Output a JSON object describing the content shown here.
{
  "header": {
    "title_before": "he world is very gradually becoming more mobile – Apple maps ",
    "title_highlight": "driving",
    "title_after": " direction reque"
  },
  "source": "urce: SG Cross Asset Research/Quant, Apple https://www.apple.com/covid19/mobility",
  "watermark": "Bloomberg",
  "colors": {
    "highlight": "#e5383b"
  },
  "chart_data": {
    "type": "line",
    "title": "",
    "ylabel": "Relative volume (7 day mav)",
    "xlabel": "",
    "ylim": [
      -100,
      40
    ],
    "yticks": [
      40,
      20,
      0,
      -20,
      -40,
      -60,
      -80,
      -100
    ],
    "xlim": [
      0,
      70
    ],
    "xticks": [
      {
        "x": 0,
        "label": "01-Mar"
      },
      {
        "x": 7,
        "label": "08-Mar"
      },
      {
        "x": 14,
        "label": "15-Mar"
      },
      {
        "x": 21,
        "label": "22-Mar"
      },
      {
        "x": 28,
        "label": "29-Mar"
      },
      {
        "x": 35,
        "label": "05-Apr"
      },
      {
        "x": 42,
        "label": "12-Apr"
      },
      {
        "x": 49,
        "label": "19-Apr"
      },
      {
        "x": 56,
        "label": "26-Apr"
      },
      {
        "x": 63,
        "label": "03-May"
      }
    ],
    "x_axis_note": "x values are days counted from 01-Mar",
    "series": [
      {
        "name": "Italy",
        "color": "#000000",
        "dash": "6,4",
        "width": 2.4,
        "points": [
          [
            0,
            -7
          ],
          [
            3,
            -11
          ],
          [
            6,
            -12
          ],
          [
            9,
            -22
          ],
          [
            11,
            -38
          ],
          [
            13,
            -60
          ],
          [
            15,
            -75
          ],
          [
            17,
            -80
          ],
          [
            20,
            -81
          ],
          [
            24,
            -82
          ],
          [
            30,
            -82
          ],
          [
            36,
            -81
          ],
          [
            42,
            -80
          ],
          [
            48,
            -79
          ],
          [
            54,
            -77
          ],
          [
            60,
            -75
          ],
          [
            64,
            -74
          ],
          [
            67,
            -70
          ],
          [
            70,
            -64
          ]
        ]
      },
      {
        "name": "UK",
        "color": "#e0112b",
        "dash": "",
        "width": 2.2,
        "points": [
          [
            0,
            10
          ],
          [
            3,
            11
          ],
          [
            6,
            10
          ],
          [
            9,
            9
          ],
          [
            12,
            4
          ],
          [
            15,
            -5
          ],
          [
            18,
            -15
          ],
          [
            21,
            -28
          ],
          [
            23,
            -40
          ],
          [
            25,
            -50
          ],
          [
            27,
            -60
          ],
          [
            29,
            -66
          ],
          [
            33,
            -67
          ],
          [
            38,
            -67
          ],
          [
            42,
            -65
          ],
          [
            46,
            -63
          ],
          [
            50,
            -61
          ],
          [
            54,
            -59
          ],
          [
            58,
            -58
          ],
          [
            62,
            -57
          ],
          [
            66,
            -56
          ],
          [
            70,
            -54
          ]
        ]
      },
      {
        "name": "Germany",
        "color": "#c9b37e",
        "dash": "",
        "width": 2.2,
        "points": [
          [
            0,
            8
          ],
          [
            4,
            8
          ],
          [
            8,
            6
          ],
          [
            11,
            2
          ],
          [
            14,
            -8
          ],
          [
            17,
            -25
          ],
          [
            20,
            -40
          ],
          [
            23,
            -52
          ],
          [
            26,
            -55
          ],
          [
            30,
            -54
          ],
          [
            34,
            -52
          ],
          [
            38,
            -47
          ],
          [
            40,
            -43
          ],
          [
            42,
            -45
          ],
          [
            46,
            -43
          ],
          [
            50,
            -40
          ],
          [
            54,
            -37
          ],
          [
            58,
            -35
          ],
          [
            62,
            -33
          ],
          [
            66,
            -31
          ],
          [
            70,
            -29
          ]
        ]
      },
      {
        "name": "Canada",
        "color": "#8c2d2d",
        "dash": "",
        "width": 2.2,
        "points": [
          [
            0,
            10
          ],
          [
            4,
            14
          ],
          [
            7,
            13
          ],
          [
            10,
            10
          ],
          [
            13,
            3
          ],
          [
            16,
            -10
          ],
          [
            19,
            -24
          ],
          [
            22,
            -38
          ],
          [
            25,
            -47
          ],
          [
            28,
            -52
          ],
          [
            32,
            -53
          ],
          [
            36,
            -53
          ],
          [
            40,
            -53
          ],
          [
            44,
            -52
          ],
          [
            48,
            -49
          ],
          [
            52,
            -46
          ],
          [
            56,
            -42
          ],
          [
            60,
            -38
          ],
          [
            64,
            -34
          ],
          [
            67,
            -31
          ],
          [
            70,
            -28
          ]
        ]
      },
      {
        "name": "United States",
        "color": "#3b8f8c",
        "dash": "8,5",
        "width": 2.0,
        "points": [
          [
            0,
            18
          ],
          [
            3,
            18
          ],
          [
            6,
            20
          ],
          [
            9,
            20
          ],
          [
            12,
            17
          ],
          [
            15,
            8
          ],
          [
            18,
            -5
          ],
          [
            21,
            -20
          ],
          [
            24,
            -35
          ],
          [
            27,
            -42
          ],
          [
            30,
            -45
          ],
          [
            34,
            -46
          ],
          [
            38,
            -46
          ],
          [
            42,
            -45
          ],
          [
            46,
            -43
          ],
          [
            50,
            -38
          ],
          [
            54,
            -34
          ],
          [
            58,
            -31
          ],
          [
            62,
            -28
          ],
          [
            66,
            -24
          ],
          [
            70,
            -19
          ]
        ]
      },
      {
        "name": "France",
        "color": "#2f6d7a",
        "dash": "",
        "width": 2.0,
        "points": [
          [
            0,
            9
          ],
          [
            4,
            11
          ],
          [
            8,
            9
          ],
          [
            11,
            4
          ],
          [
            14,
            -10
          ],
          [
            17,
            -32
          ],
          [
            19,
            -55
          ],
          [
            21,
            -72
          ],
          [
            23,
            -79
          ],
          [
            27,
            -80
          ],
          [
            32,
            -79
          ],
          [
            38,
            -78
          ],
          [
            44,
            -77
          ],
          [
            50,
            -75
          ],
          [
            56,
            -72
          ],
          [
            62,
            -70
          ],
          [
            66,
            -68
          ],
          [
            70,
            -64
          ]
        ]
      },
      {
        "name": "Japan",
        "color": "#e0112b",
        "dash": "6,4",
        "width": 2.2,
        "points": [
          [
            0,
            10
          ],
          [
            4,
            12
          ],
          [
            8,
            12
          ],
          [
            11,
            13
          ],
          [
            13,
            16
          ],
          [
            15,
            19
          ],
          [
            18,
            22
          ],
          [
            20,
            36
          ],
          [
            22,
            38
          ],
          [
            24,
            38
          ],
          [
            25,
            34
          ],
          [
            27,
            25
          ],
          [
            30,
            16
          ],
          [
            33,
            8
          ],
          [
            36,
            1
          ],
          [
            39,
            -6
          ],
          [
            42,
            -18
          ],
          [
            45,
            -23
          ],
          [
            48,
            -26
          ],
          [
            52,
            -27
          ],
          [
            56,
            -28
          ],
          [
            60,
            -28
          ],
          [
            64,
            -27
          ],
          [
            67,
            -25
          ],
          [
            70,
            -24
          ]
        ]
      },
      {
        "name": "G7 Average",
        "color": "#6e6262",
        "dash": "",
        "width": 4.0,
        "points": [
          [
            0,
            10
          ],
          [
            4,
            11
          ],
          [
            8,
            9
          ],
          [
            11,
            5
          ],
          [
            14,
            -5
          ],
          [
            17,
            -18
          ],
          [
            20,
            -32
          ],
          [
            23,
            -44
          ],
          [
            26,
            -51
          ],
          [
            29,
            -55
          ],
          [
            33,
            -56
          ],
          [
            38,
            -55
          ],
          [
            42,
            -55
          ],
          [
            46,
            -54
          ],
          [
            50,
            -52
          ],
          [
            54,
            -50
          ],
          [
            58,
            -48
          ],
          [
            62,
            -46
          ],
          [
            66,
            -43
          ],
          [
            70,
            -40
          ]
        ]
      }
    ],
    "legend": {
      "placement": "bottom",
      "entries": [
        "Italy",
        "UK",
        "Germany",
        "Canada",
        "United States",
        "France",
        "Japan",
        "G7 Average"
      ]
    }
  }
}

▶ [Problem]: In the entries above, identify each line that includes the string "name", then copy it.

▶ [Result of this exercise]:
        "name": "Italy",
        "name": "UK",
        "name": "Germany",
        "name": "Canada",
        "name": "United States",
        "name": "France",
        "name": "Japan",
        "name": "G7 Average",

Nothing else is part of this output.